__DATASET__
--- begin ---

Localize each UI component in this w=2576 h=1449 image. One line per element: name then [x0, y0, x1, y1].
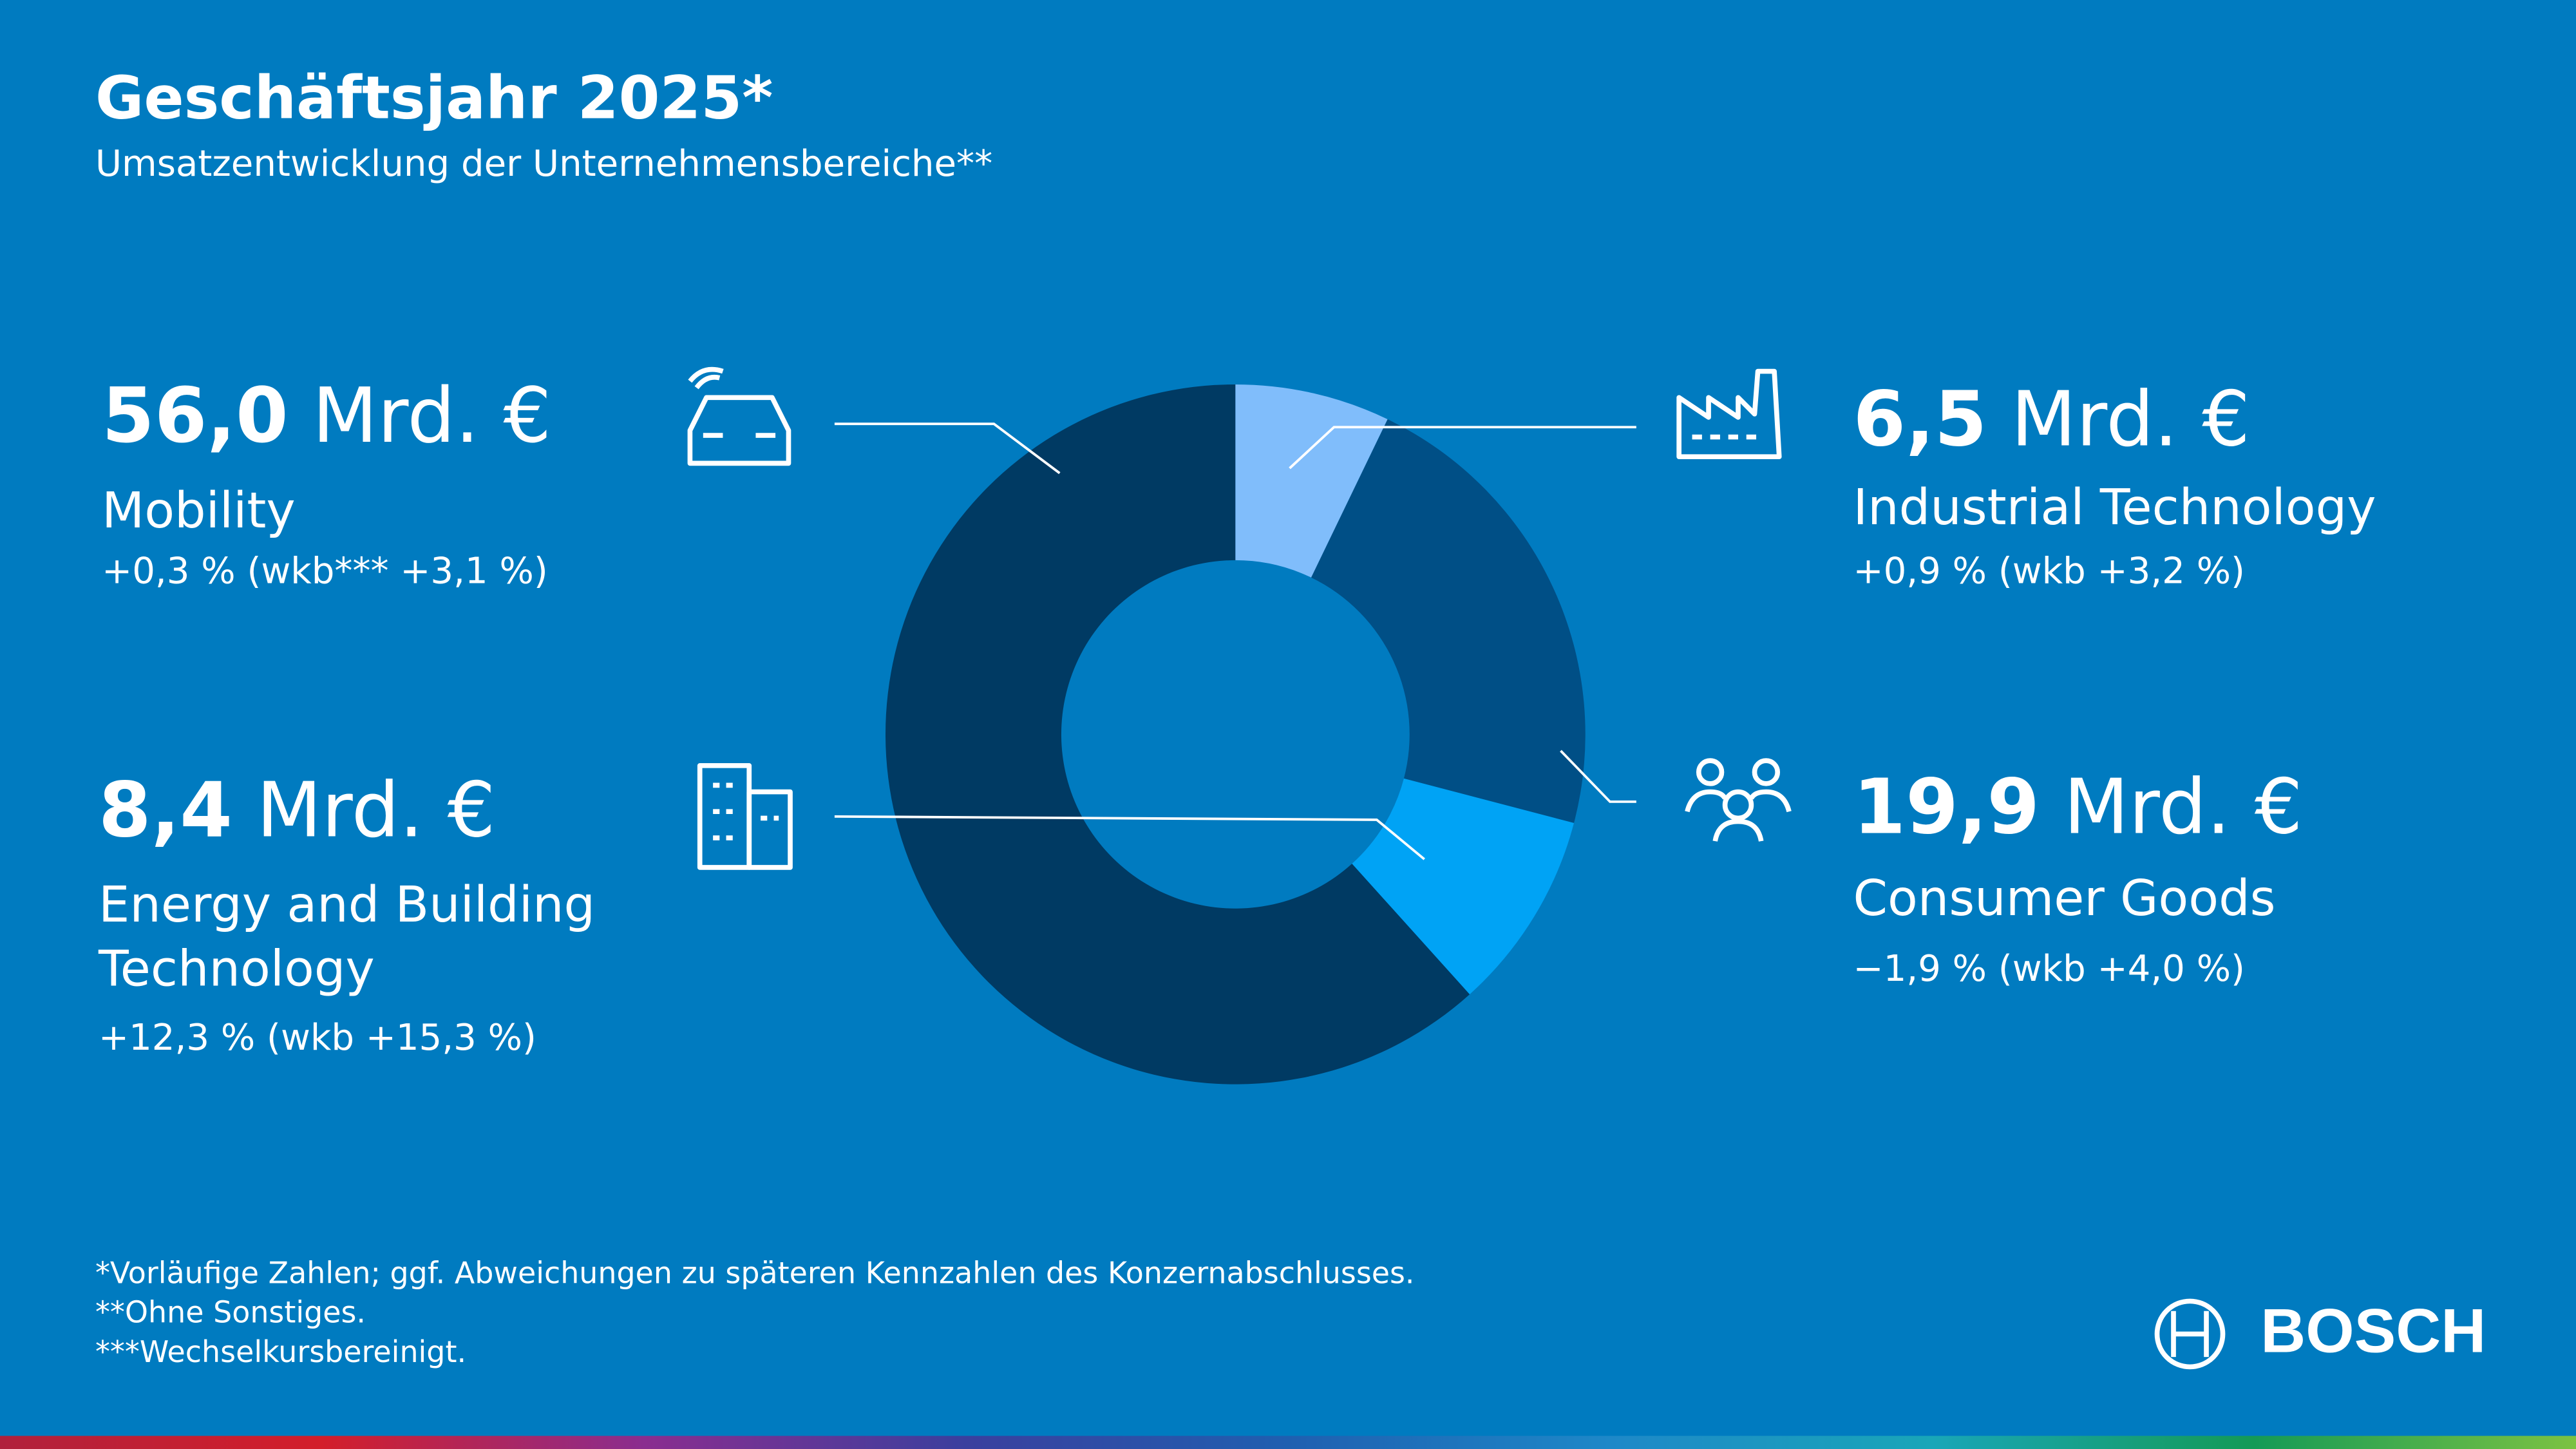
leader-lines	[834, 422, 1636, 860]
value-label: 56,0 Mrd. €	[102, 371, 552, 460]
change-label: +12,3 % (wkb +15,3 %)	[99, 1018, 536, 1060]
chart-title: Geschäftsjahr 2025*	[95, 66, 773, 133]
leader-line	[1289, 426, 1636, 469]
icons	[687, 366, 1792, 870]
value-label: 19,9 Mrd. €	[1853, 762, 2303, 851]
change-label: +0,3 % (wkb*** +3,1 %)	[102, 552, 548, 593]
category-label: Industrial Technology	[1853, 479, 2376, 538]
donut-segment	[1311, 419, 1586, 823]
people-icon	[1685, 758, 1792, 842]
change-label: +0,9 % (wkb +3,2 %)	[1853, 552, 2245, 593]
leader-line	[834, 815, 1425, 860]
factory-icon	[1676, 368, 1782, 460]
building-icon	[697, 762, 793, 870]
bosch-mark	[2154, 1298, 2226, 1370]
leader-line	[834, 422, 1061, 475]
footnote: *Vorläufige Zahlen; ggf. Abweichungen zu…	[95, 1256, 1415, 1292]
car-icon	[687, 366, 791, 466]
logo: BOSCH	[2260, 1298, 2486, 1367]
color-strip	[0, 1435, 2576, 1449]
chart-subtitle: Umsatzentwicklung der Unternehmensbereic…	[95, 144, 993, 186]
change-label: −1,9 % (wkb +4,0 %)	[1853, 949, 2245, 991]
footnote: ***Wechselkursbereinigt.	[95, 1335, 467, 1370]
category-label: Consumer Goods	[1853, 871, 2276, 929]
category-label: Mobility	[102, 482, 296, 541]
footnote: **Ohne Sonstiges.	[95, 1296, 366, 1331]
donut-segment	[1235, 384, 1388, 578]
donut-segment	[1352, 778, 1575, 994]
value-label: 6,5 Mrd. €	[1853, 374, 2250, 464]
category-label: Energy and Building Technology	[99, 877, 596, 999]
leader-line	[1560, 750, 1636, 803]
donut-segment	[885, 384, 1470, 1084]
value-label: 8,4 Mrd. €	[99, 765, 496, 855]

--- end ---

__THE REQUEST__
Reproduce the listing lines starting at the one containing "422, 1636, 860]" and ending at the one containing "758, 1792, 842]", renaming "donut-segment" to "ring-segment" and leaving everything else unchanged.

__WRITTEN ANSWER__
leader-lines	[834, 422, 1636, 860]
value-label: 56,0 Mrd. €	[102, 371, 552, 460]
change-label: +12,3 % (wkb +15,3 %)	[99, 1018, 536, 1060]
chart-title: Geschäftsjahr 2025*	[95, 66, 773, 133]
leader-line	[1289, 426, 1636, 469]
icons	[687, 366, 1792, 870]
value-label: 19,9 Mrd. €	[1853, 762, 2303, 851]
change-label: +0,3 % (wkb*** +3,1 %)	[102, 552, 548, 593]
category-label: Industrial Technology	[1853, 479, 2376, 538]
ring-segment	[1311, 419, 1586, 823]
people-icon	[1685, 758, 1792, 842]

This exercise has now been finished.